Retype the data that follows line by line, exactly, and leave its pictures out.

## Begin DATASET ENTRIES

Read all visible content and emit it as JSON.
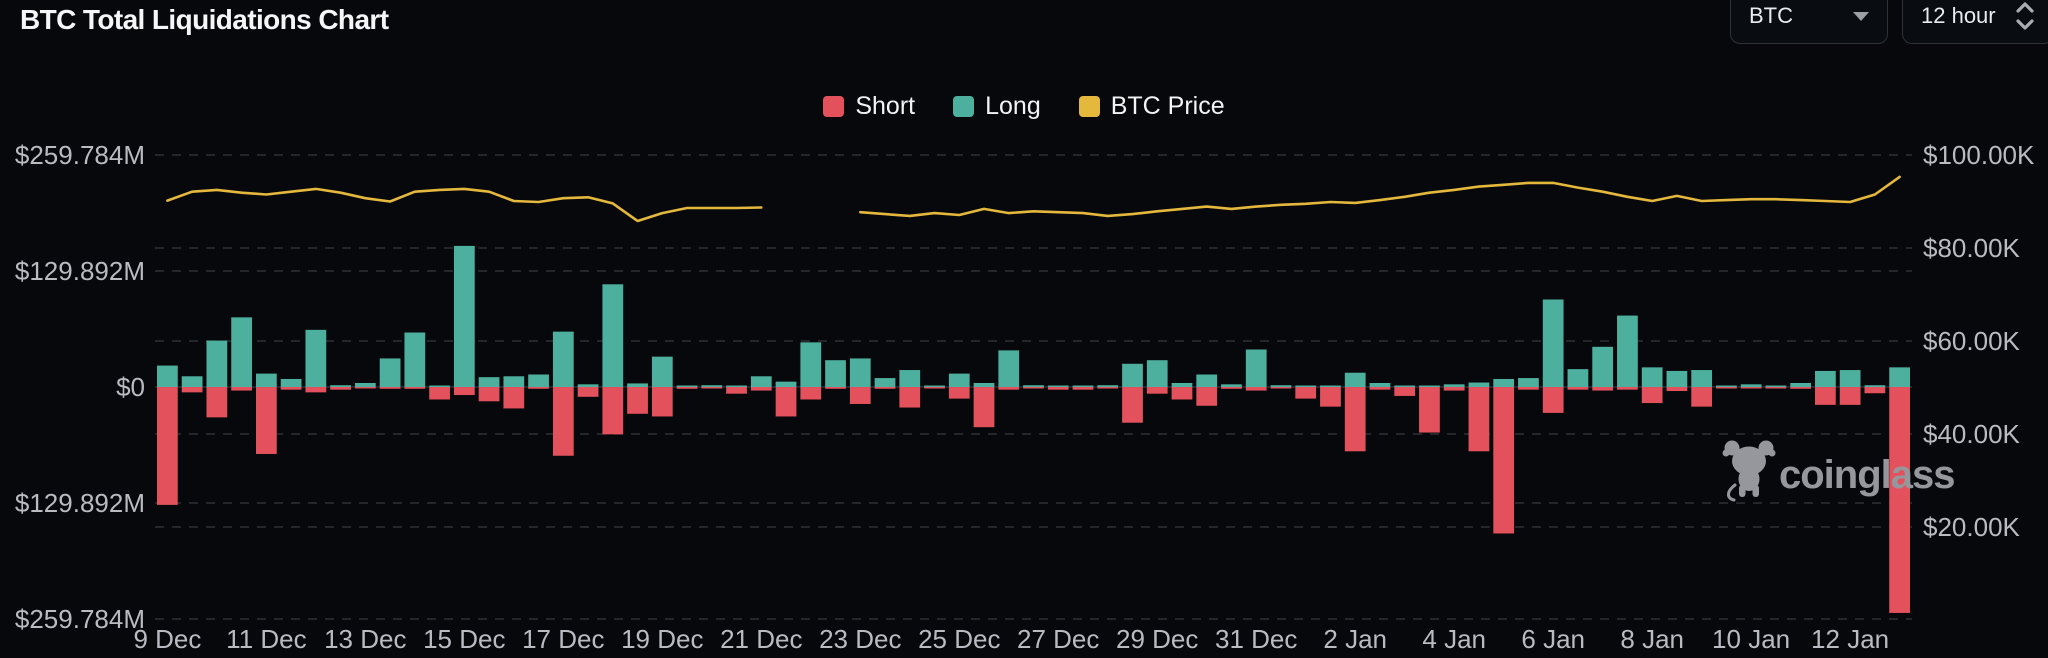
{
  "header": {
    "title": "BTC Total Liquidations Chart"
  },
  "controls": {
    "coin": {
      "value": "BTC"
    },
    "interval": {
      "value": "12 hour"
    }
  },
  "legend": {
    "items": [
      {
        "label": "Short",
        "color": "#e3525c"
      },
      {
        "label": "Long",
        "color": "#4db09e"
      },
      {
        "label": "BTC Price",
        "color": "#e4b73d"
      }
    ]
  },
  "watermark": {
    "text": "coinglass"
  },
  "chart_data": {
    "type": "bar",
    "title": "BTC Total Liquidations Chart",
    "interval": "12 hour",
    "bars_count": 71,
    "x_range": [
      "9 Dec",
      "13 Jan"
    ],
    "left_axis": {
      "labels": [
        "$259.784M",
        "$129.892M",
        "$0",
        "$129.892M",
        "$259.784M"
      ],
      "max_musd": 259.784,
      "grid": "dashed"
    },
    "right_axis": {
      "labels": [
        "$100.00K",
        "$80.00K",
        "$60.00K",
        "$40.00K",
        "$20.00K"
      ],
      "max_kusd": 100,
      "min_kusd": 20,
      "grid": "dashed"
    },
    "x_ticks": [
      {
        "label": "9 Dec",
        "bar": 1
      },
      {
        "label": "11 Dec",
        "bar": 5
      },
      {
        "label": "13 Dec",
        "bar": 9
      },
      {
        "label": "15 Dec",
        "bar": 13
      },
      {
        "label": "17 Dec",
        "bar": 17
      },
      {
        "label": "19 Dec",
        "bar": 21
      },
      {
        "label": "21 Dec",
        "bar": 25
      },
      {
        "label": "23 Dec",
        "bar": 29
      },
      {
        "label": "25 Dec",
        "bar": 33
      },
      {
        "label": "27 Dec",
        "bar": 37
      },
      {
        "label": "29 Dec",
        "bar": 41
      },
      {
        "label": "31 Dec",
        "bar": 45
      },
      {
        "label": "2 Jan",
        "bar": 49
      },
      {
        "label": "4 Jan",
        "bar": 53
      },
      {
        "label": "6 Jan",
        "bar": 57
      },
      {
        "label": "8 Jan",
        "bar": 61
      },
      {
        "label": "10 Jan",
        "bar": 65
      },
      {
        "label": "12 Jan",
        "bar": 69
      }
    ],
    "series": [
      {
        "name": "Long",
        "type": "bar",
        "axis": "left",
        "direction": "up",
        "color": "#4db09e",
        "values_musd": [
          24,
          12,
          52,
          78,
          15,
          9,
          64,
          2,
          4.5,
          32,
          61,
          1,
          158,
          11,
          12,
          14,
          62,
          3,
          115,
          4,
          34,
          1,
          2,
          1,
          12,
          6,
          50,
          30,
          32,
          10,
          19,
          1.5,
          15,
          4.5,
          41,
          2,
          1,
          1,
          2,
          26,
          30,
          4.5,
          14,
          3,
          42,
          2,
          1,
          1,
          16,
          4.5,
          1,
          1,
          3,
          5,
          9,
          10,
          98,
          20,
          45,
          80,
          22,
          18,
          19,
          1,
          3,
          1,
          4.5,
          18,
          19,
          2,
          22
        ]
      },
      {
        "name": "Short",
        "type": "bar",
        "axis": "left",
        "direction": "down",
        "color": "#e3525c",
        "values_musd": [
          132,
          6,
          34,
          4,
          75,
          3,
          6,
          3,
          1,
          2,
          2,
          14,
          9,
          16,
          24,
          2,
          77,
          11,
          53,
          30,
          33,
          2,
          1,
          7.5,
          4,
          33,
          14,
          2,
          19,
          2,
          23,
          1.5,
          13,
          45,
          3,
          1,
          3,
          3,
          1.5,
          40,
          7.5,
          14,
          21,
          2,
          4,
          1,
          13,
          22,
          72,
          3,
          10,
          51,
          4,
          72,
          164,
          3,
          29,
          3,
          4,
          3,
          18,
          4.5,
          22,
          1,
          1,
          1,
          2,
          20,
          20,
          7,
          253
        ]
      },
      {
        "name": "BTC Price",
        "type": "line",
        "axis": "right",
        "color": "#e4b73d",
        "values_kusd": [
          90.2,
          92.1,
          92.5,
          91.9,
          91.5,
          92.1,
          92.7,
          91.9,
          90.7,
          90.0,
          92.1,
          92.5,
          92.7,
          92.1,
          90.1,
          89.9,
          90.7,
          90.9,
          89.6,
          85.8,
          87.5,
          88.6,
          88.6,
          88.6,
          88.7,
          null,
          null,
          null,
          87.7,
          87.3,
          86.9,
          87.5,
          87.1,
          88.4,
          87.5,
          87.9,
          87.7,
          87.5,
          86.9,
          87.3,
          87.9,
          88.4,
          88.9,
          88.4,
          88.9,
          89.3,
          89.5,
          89.9,
          89.7,
          90.3,
          91.0,
          91.9,
          92.5,
          93.2,
          93.6,
          94.0,
          94.0,
          93.0,
          92.1,
          91.0,
          90.1,
          91.2,
          90.1,
          90.3,
          90.5,
          90.5,
          90.3,
          90.1,
          89.9,
          91.5,
          95.3
        ]
      }
    ]
  }
}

## End DATASET ENTRIES

## TASK RESPONSE
Read all visible content and emit it as JSON.
{
  "header": {
    "title": "BTC Total Liquidations Chart"
  },
  "controls": {
    "coin": {
      "value": "BTC"
    },
    "interval": {
      "value": "12 hour"
    }
  },
  "legend": {
    "items": [
      {
        "label": "Short",
        "color": "#e3525c"
      },
      {
        "label": "Long",
        "color": "#4db09e"
      },
      {
        "label": "BTC Price",
        "color": "#e4b73d"
      }
    ]
  },
  "watermark": {
    "text": "coinglass"
  },
  "chart_data": {
    "type": "bar",
    "title": "BTC Total Liquidations Chart",
    "interval": "12 hour",
    "bars_count": 71,
    "x_range": [
      "9 Dec",
      "13 Jan"
    ],
    "left_axis": {
      "labels": [
        "$259.784M",
        "$129.892M",
        "$0",
        "$129.892M",
        "$259.784M"
      ],
      "max_musd": 259.784,
      "grid": "dashed"
    },
    "right_axis": {
      "labels": [
        "$100.00K",
        "$80.00K",
        "$60.00K",
        "$40.00K",
        "$20.00K"
      ],
      "max_kusd": 100,
      "min_kusd": 20,
      "grid": "dashed"
    },
    "x_ticks": [
      {
        "label": "9 Dec",
        "bar": 1
      },
      {
        "label": "11 Dec",
        "bar": 5
      },
      {
        "label": "13 Dec",
        "bar": 9
      },
      {
        "label": "15 Dec",
        "bar": 13
      },
      {
        "label": "17 Dec",
        "bar": 17
      },
      {
        "label": "19 Dec",
        "bar": 21
      },
      {
        "label": "21 Dec",
        "bar": 25
      },
      {
        "label": "23 Dec",
        "bar": 29
      },
      {
        "label": "25 Dec",
        "bar": 33
      },
      {
        "label": "27 Dec",
        "bar": 37
      },
      {
        "label": "29 Dec",
        "bar": 41
      },
      {
        "label": "31 Dec",
        "bar": 45
      },
      {
        "label": "2 Jan",
        "bar": 49
      },
      {
        "label": "4 Jan",
        "bar": 53
      },
      {
        "label": "6 Jan",
        "bar": 57
      },
      {
        "label": "8 Jan",
        "bar": 61
      },
      {
        "label": "10 Jan",
        "bar": 65
      },
      {
        "label": "12 Jan",
        "bar": 69
      }
    ],
    "series": [
      {
        "name": "Long",
        "type": "bar",
        "axis": "left",
        "direction": "up",
        "color": "#4db09e",
        "values_musd": [
          24,
          12,
          52,
          78,
          15,
          9,
          64,
          2,
          4.5,
          32,
          61,
          1,
          158,
          11,
          12,
          14,
          62,
          3,
          115,
          4,
          34,
          1,
          2,
          1,
          12,
          6,
          50,
          30,
          32,
          10,
          19,
          1.5,
          15,
          4.5,
          41,
          2,
          1,
          1,
          2,
          26,
          30,
          4.5,
          14,
          3,
          42,
          2,
          1,
          1,
          16,
          4.5,
          1,
          1,
          3,
          5,
          9,
          10,
          98,
          20,
          45,
          80,
          22,
          18,
          19,
          1,
          3,
          1,
          4.5,
          18,
          19,
          2,
          22
        ]
      },
      {
        "name": "Short",
        "type": "bar",
        "axis": "left",
        "direction": "down",
        "color": "#e3525c",
        "values_musd": [
          132,
          6,
          34,
          4,
          75,
          3,
          6,
          3,
          1,
          2,
          2,
          14,
          9,
          16,
          24,
          2,
          77,
          11,
          53,
          30,
          33,
          2,
          1,
          7.5,
          4,
          33,
          14,
          2,
          19,
          2,
          23,
          1.5,
          13,
          45,
          3,
          1,
          3,
          3,
          1.5,
          40,
          7.5,
          14,
          21,
          2,
          4,
          1,
          13,
          22,
          72,
          3,
          10,
          51,
          4,
          72,
          164,
          3,
          29,
          3,
          4,
          3,
          18,
          4.5,
          22,
          1,
          1,
          1,
          2,
          20,
          20,
          7,
          253
        ]
      },
      {
        "name": "BTC Price",
        "type": "line",
        "axis": "right",
        "color": "#e4b73d",
        "values_kusd": [
          90.2,
          92.1,
          92.5,
          91.9,
          91.5,
          92.1,
          92.7,
          91.9,
          90.7,
          90.0,
          92.1,
          92.5,
          92.7,
          92.1,
          90.1,
          89.9,
          90.7,
          90.9,
          89.6,
          85.8,
          87.5,
          88.6,
          88.6,
          88.6,
          88.7,
          null,
          null,
          null,
          87.7,
          87.3,
          86.9,
          87.5,
          87.1,
          88.4,
          87.5,
          87.9,
          87.7,
          87.5,
          86.9,
          87.3,
          87.9,
          88.4,
          88.9,
          88.4,
          88.9,
          89.3,
          89.5,
          89.9,
          89.7,
          90.3,
          91.0,
          91.9,
          92.5,
          93.2,
          93.6,
          94.0,
          94.0,
          93.0,
          92.1,
          91.0,
          90.1,
          91.2,
          90.1,
          90.3,
          90.5,
          90.5,
          90.3,
          90.1,
          89.9,
          91.5,
          95.3
        ]
      }
    ]
  }
}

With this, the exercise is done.